● **Stored records**
++++++++++
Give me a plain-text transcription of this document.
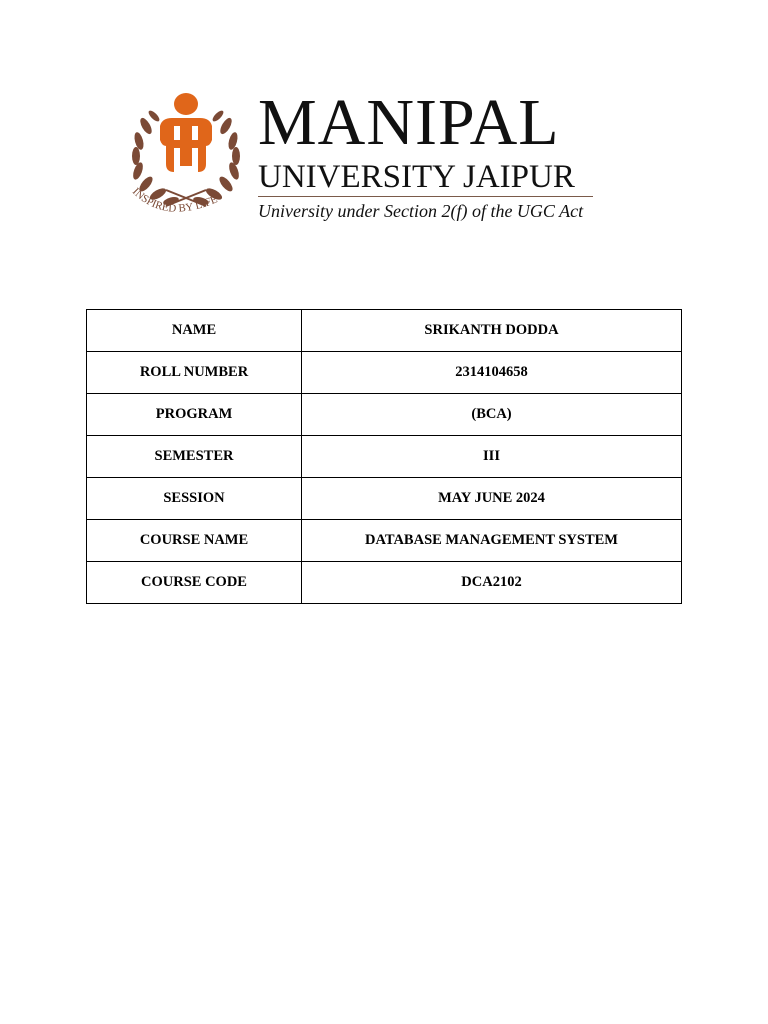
INSPIRED BY LIFE
MANIPAL
UNIVERSITY JAIPUR
University under Section 2(f) of the UGC Act
NAME	SRIKANTH DODDA
ROLL NUMBER	2314104658
PROGRAM	(BCA)
SEMESTER	III
SESSION	MAY JUNE 2024
COURSE NAME	DATABASE MANAGEMENT SYSTEM
COURSE CODE	DCA2102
++++++++++
● **WRITTEN REQUEST**
Repeat each entry exactly. Pictures do not belong in the copy.

● **WRITTEN RESPONSE**
Give me a plain-text transcription of this document.
INSPIRED BY LIFE
MANIPAL
UNIVERSITY JAIPUR
University under Section 2(f) of the UGC Act
NAME	SRIKANTH DODDA
ROLL NUMBER	2314104658
PROGRAM	(BCA)
SEMESTER	III
SESSION	MAY JUNE 2024
COURSE NAME	DATABASE MANAGEMENT SYSTEM
COURSE CODE	DCA2102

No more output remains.